Directive – Copy out the data exactly, leaving the pictures behind.

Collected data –

====

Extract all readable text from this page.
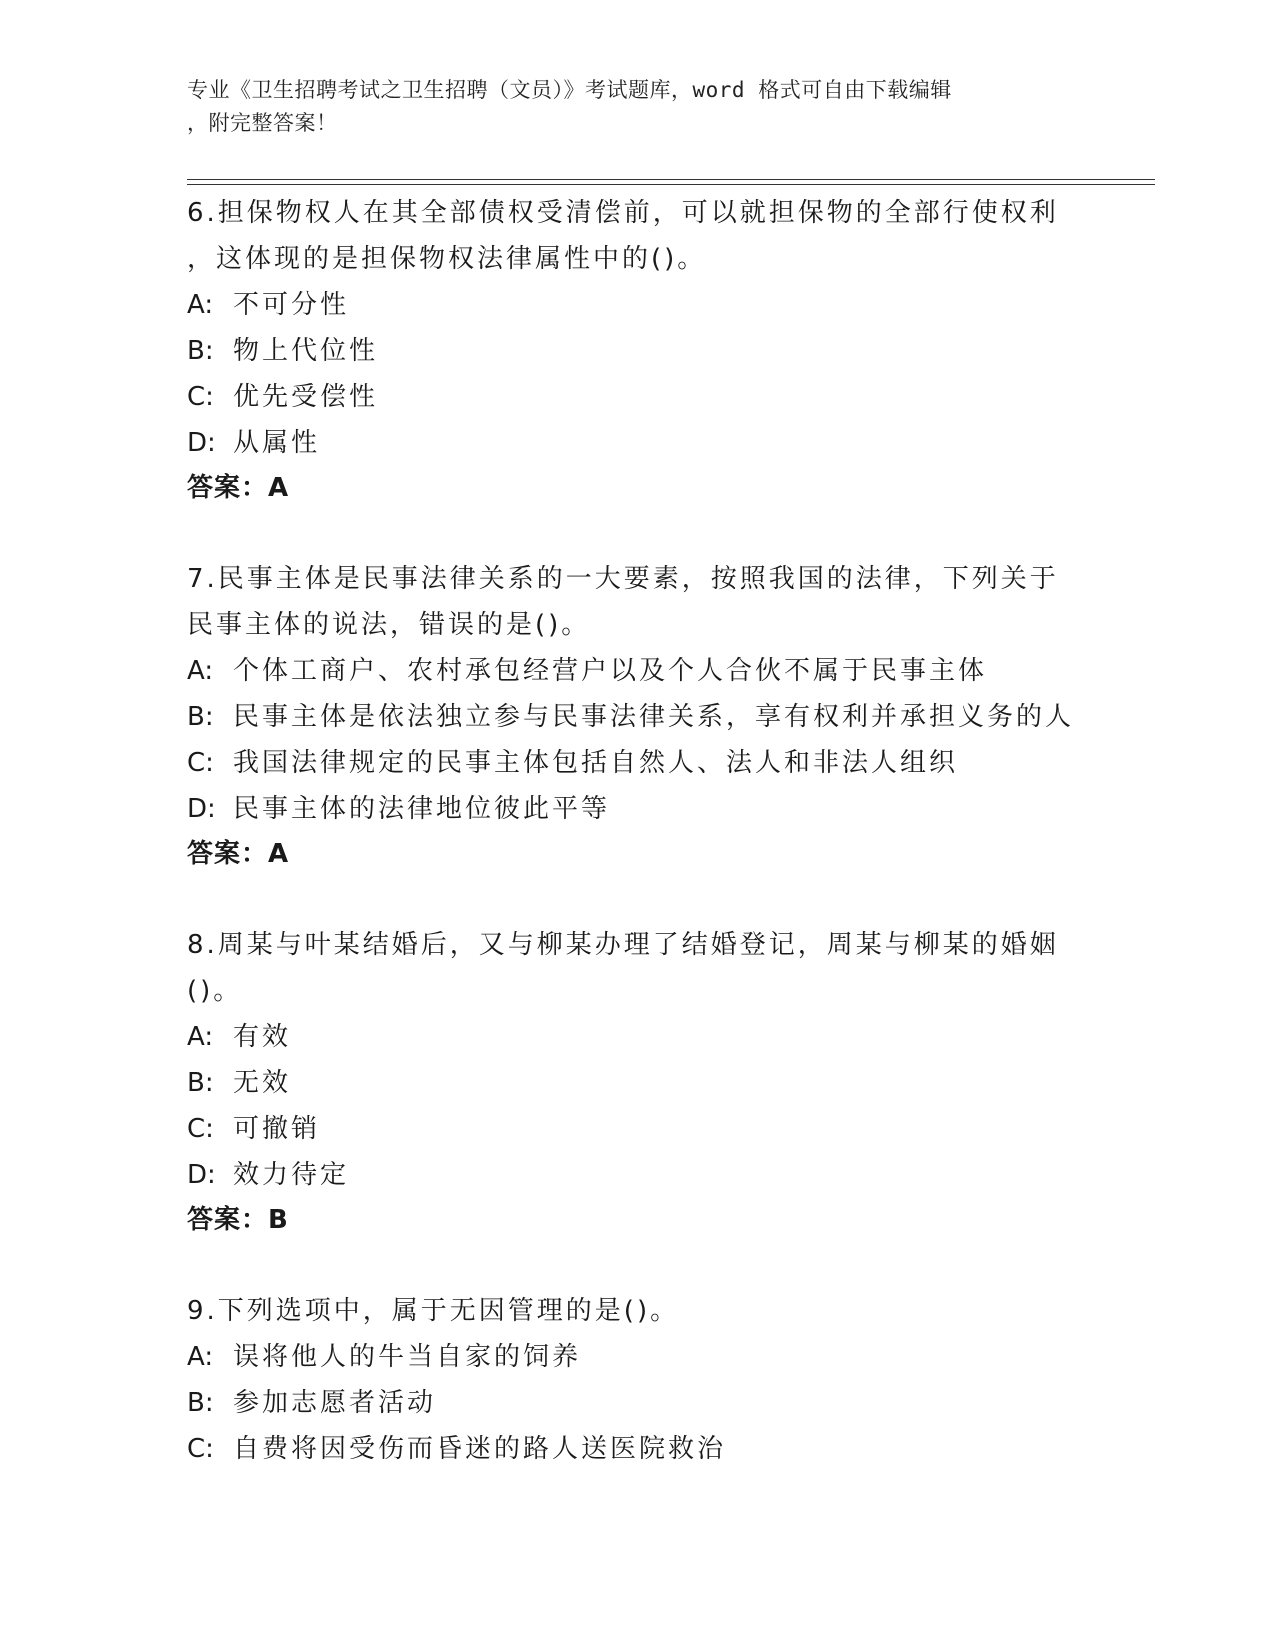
专业《卫生招聘考试之卫生招聘（文员）》考试题库，word 格式可自由下载编辑
，附完整答案！
6.担保物权人在其全部债权受清偿前，可以就担保物的全部行使权利
，这体现的是担保物权法律属性中的()。
A: 不可分性
B: 物上代位性
C: 优先受偿性
D: 从属性
答案：A
7.民事主体是民事法律关系的一大要素，按照我国的法律，下列关于
民事主体的说法，错误的是()。
A: 个体工商户、农村承包经营户以及个人合伙不属于民事主体
B: 民事主体是依法独立参与民事法律关系，享有权利并承担义务的人
C: 我国法律规定的民事主体包括自然人、法人和非法人组织
D: 民事主体的法律地位彼此平等
答案：A
8.周某与叶某结婚后，又与柳某办理了结婚登记，周某与柳某的婚姻
()。
A: 有效
B: 无效
C: 可撤销
D: 效力待定
答案：B
9.下列选项中，属于无因管理的是()。
A: 误将他人的牛当自家的饲养
B: 参加志愿者活动
C: 自费将因受伤而昏迷的路人送医院救治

====

Final answer –
Extract all readable text from this page.
专业《卫生招聘考试之卫生招聘（文员）》考试题库，word 格式可自由下载编辑
，附完整答案！
6.担保物权人在其全部债权受清偿前，可以就担保物的全部行使权利
，这体现的是担保物权法律属性中的()。
A: 不可分性
B: 物上代位性
C: 优先受偿性
D: 从属性
答案：A
7.民事主体是民事法律关系的一大要素，按照我国的法律，下列关于
民事主体的说法，错误的是()。
A: 个体工商户、农村承包经营户以及个人合伙不属于民事主体
B: 民事主体是依法独立参与民事法律关系，享有权利并承担义务的人
C: 我国法律规定的民事主体包括自然人、法人和非法人组织
D: 民事主体的法律地位彼此平等
答案：A
8.周某与叶某结婚后，又与柳某办理了结婚登记，周某与柳某的婚姻
()。
A: 有效
B: 无效
C: 可撤销
D: 效力待定
答案：B
9.下列选项中，属于无因管理的是()。
A: 误将他人的牛当自家的饲养
B: 参加志愿者活动
C: 自费将因受伤而昏迷的路人送医院救治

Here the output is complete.